## Dataset content
— Begin —

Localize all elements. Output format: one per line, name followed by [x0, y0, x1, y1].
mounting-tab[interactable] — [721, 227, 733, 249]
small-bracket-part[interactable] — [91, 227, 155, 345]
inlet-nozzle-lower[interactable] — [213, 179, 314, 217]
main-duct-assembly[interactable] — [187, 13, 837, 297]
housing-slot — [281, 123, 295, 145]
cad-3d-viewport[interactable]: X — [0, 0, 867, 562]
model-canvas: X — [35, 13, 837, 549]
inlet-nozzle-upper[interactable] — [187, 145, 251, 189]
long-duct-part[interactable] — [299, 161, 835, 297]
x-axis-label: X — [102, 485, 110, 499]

— End —

## Direction
Set out every line of the rows above as a Markdown table with the columns No. and Line, numbering each line in order and omitting blank lines.

## Reply to the exercise
| No. | Line |
|---|---|
| 1 | Localize all elements. Output format: one per line, name followed by [x0, y0, x1, y1]. |
| 2 | mounting-tab[interactable] — [721, 227, 733, 249] |
| 3 | small-bracket-part[interactable] — [91, 227, 155, 345] |
| 4 | inlet-nozzle-lower[interactable] — [213, 179, 314, 217] |
| 5 | main-duct-assembly[interactable] — [187, 13, 837, 297] |
| 6 | housing-slot — [281, 123, 295, 145] |
| 7 | cad-3d-viewport[interactable]: X — [0, 0, 867, 562] |
| 8 | model-canvas: X — [35, 13, 837, 549] |
| 9 | inlet-nozzle-upper[interactable] — [187, 145, 251, 189] |
| 10 | long-duct-part[interactable] — [299, 161, 835, 297] |
| 11 | x-axis-label: X — [102, 485, 110, 499] |